╭─ EXTRACTED MATERIAL

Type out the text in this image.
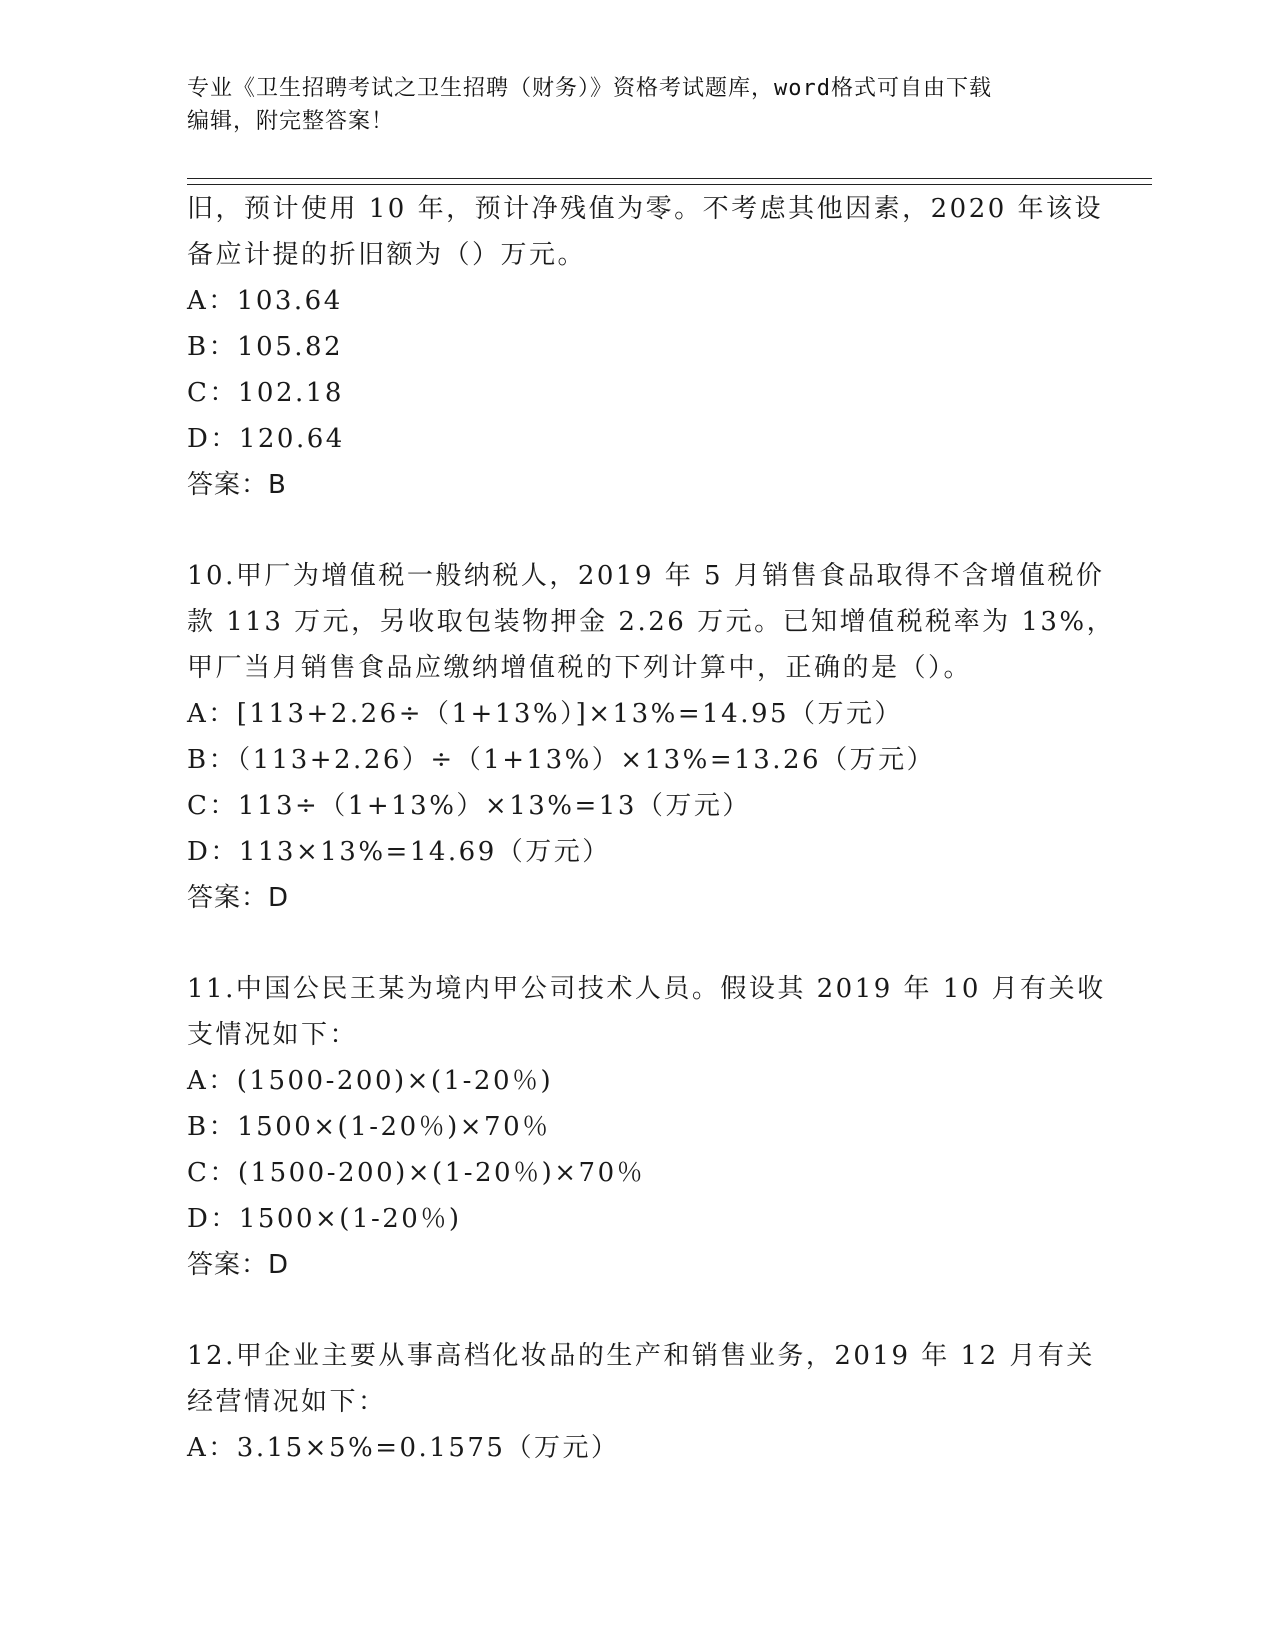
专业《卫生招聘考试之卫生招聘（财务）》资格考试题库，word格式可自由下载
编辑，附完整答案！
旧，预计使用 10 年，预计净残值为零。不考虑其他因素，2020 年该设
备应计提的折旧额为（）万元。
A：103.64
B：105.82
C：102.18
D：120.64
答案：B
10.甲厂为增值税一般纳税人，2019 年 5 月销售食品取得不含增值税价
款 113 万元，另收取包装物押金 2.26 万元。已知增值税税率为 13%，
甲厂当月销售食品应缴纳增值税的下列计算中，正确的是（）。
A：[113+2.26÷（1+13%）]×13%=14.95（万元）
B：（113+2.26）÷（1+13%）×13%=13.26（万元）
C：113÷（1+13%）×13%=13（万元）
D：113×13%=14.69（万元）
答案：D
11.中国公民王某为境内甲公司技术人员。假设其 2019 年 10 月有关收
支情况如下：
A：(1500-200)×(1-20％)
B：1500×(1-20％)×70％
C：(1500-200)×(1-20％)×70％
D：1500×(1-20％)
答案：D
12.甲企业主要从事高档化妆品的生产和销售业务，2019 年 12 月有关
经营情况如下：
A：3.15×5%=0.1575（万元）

╰─

- TASK STATEMENT -
Omit the pictures and output all of the other material exactly.

- RESULT -
Type out the text in this image.
专业《卫生招聘考试之卫生招聘（财务）》资格考试题库，word格式可自由下载
编辑，附完整答案！
旧，预计使用 10 年，预计净残值为零。不考虑其他因素，2020 年该设
备应计提的折旧额为（）万元。
A：103.64
B：105.82
C：102.18
D：120.64
答案：B
10.甲厂为增值税一般纳税人，2019 年 5 月销售食品取得不含增值税价
款 113 万元，另收取包装物押金 2.26 万元。已知增值税税率为 13%，
甲厂当月销售食品应缴纳增值税的下列计算中，正确的是（）。
A：[113+2.26÷（1+13%）]×13%=14.95（万元）
B：（113+2.26）÷（1+13%）×13%=13.26（万元）
C：113÷（1+13%）×13%=13（万元）
D：113×13%=14.69（万元）
答案：D
11.中国公民王某为境内甲公司技术人员。假设其 2019 年 10 月有关收
支情况如下：
A：(1500-200)×(1-20％)
B：1500×(1-20％)×70％
C：(1500-200)×(1-20％)×70％
D：1500×(1-20％)
答案：D
12.甲企业主要从事高档化妆品的生产和销售业务，2019 年 12 月有关
经营情况如下：
A：3.15×5%=0.1575（万元）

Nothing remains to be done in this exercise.